Print the records word for word, beginning at the first line of the records and stopping after the line that contains "reference-lines (49, 49, 454, 418)".

■ **Record excerpts**:
%%
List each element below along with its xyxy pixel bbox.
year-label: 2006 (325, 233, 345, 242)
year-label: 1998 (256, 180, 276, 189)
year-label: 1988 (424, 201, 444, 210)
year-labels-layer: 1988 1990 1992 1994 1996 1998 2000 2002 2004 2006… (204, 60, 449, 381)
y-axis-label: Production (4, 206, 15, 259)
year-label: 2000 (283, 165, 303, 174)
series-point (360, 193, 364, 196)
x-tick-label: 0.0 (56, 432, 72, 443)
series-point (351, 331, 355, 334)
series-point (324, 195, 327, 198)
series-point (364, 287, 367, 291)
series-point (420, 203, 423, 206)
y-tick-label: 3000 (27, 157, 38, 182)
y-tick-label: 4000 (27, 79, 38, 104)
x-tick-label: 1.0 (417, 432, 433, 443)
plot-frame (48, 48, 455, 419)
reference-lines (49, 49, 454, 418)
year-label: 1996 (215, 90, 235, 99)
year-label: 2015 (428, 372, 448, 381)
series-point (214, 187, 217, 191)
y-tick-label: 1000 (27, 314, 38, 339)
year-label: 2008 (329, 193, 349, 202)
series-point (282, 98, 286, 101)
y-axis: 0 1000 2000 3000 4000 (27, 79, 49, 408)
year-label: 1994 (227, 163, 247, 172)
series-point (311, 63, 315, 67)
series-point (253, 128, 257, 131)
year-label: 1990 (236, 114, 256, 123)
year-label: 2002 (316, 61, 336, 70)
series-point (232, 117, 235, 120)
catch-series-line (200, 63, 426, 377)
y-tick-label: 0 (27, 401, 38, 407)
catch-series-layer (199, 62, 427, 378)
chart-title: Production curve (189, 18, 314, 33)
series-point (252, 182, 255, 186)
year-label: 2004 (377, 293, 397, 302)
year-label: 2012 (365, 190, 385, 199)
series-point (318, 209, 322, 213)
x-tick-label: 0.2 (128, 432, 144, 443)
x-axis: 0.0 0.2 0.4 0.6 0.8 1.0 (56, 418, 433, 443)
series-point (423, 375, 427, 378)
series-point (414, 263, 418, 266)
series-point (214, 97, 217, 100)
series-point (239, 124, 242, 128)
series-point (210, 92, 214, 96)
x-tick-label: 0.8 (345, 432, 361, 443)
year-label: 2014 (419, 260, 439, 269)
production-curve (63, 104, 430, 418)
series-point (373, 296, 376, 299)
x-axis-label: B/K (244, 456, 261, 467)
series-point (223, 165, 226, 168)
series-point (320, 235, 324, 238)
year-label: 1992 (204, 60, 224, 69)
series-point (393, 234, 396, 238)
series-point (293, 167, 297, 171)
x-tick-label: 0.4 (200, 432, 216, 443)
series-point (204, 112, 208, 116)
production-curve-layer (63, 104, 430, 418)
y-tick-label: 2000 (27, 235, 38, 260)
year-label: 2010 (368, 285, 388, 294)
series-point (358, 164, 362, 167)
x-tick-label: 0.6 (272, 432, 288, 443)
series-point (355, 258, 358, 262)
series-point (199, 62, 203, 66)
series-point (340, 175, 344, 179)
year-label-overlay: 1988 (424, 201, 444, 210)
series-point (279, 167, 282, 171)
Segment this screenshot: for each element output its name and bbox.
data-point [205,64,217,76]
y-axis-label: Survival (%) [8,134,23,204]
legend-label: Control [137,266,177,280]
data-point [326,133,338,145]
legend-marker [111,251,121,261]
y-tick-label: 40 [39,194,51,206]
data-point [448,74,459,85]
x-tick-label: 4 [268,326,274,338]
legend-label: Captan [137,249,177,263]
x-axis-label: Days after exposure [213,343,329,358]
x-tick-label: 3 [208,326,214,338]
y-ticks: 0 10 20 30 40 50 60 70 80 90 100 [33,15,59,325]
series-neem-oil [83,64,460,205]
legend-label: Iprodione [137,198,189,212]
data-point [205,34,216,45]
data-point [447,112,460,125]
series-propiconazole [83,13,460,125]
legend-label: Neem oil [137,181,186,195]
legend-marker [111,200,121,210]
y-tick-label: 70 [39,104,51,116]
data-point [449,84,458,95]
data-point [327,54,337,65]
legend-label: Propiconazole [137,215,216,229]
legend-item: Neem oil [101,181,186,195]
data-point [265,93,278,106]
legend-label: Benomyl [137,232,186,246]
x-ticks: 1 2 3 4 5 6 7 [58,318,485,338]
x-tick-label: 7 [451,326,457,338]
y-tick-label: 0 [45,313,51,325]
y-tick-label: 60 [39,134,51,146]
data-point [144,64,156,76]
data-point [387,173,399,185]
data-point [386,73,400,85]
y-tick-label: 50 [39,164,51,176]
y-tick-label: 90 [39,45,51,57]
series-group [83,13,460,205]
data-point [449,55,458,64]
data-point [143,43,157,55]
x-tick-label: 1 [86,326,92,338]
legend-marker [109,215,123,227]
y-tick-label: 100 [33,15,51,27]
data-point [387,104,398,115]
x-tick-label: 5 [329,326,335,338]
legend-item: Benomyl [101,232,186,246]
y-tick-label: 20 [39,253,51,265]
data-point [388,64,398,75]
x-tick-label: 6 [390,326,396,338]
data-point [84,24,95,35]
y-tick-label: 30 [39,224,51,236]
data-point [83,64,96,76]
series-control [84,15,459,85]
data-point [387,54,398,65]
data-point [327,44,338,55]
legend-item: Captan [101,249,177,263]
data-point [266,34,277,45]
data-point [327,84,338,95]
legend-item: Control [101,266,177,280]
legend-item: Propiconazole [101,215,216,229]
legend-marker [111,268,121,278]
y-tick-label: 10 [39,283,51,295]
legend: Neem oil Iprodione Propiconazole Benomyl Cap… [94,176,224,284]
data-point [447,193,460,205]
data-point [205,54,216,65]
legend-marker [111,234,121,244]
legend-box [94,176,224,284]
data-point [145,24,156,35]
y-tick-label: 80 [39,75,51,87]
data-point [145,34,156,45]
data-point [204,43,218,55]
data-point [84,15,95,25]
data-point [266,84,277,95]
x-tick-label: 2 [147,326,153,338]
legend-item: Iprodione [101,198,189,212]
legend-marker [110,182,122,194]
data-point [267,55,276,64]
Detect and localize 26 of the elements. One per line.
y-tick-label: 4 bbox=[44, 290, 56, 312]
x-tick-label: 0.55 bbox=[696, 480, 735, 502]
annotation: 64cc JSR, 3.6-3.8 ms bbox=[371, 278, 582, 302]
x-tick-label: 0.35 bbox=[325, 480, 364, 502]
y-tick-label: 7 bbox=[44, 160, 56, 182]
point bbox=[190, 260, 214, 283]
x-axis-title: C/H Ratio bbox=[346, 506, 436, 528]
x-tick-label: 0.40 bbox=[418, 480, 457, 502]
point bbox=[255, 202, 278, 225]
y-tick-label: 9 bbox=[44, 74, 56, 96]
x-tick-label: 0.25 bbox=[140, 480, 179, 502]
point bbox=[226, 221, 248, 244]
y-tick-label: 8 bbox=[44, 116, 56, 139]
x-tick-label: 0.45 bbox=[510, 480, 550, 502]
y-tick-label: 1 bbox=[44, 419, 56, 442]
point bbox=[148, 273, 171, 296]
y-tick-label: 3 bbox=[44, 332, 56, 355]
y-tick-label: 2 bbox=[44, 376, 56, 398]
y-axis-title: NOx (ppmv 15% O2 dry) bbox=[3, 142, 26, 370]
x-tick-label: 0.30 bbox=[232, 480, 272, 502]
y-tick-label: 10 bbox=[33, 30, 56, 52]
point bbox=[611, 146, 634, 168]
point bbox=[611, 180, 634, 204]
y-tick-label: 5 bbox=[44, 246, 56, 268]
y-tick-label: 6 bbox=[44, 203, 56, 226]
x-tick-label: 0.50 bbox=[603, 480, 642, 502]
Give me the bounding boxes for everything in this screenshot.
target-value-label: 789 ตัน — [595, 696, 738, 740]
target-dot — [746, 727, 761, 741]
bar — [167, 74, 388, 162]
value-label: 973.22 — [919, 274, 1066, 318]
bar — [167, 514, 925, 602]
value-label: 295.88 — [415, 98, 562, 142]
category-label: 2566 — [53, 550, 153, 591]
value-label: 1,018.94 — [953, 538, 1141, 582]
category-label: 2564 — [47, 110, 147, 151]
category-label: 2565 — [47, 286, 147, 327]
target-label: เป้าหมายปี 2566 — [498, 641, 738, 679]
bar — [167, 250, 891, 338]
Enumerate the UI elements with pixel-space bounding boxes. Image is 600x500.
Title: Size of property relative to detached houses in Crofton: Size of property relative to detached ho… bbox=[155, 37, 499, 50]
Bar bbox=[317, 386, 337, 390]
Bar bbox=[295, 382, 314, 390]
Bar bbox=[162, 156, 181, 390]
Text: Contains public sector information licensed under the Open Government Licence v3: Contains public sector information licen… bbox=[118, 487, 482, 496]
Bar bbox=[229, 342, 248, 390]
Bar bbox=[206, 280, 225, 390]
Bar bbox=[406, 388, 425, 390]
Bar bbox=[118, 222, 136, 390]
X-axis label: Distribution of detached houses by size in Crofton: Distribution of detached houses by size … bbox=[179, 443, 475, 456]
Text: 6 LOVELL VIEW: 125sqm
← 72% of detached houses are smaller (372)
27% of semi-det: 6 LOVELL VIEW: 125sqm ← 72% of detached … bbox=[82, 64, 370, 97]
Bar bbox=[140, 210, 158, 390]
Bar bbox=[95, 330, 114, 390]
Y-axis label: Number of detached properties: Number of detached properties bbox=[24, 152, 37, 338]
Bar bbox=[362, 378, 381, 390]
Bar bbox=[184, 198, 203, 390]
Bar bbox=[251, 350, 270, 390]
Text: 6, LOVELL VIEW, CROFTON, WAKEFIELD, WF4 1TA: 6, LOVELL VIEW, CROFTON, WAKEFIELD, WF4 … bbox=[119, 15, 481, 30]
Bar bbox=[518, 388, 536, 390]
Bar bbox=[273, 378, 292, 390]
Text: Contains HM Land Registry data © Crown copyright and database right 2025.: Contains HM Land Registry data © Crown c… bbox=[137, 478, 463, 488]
%%
■ **Expected output**:
List each element below along with its xyxy pixel bbox.
year-label: 2006 (325, 233, 345, 242)
year-label: 1998 (256, 180, 276, 189)
year-label: 1988 (424, 201, 444, 210)
year-labels-layer: 1988 1990 1992 1994 1996 1998 2000 2002 2004 2006… (204, 60, 449, 381)
y-axis-label: Production (4, 206, 15, 259)
year-label: 2000 (283, 165, 303, 174)
series-point (360, 193, 364, 196)
x-tick-label: 0.0 (56, 432, 72, 443)
series-point (351, 331, 355, 334)
series-point (324, 195, 327, 198)
series-point (364, 287, 367, 291)
series-point (420, 203, 423, 206)
y-tick-label: 3000 (27, 157, 38, 182)
y-tick-label: 4000 (27, 79, 38, 104)
x-tick-label: 1.0 (417, 432, 433, 443)
plot-frame (48, 48, 455, 419)
reference-lines (49, 49, 454, 418)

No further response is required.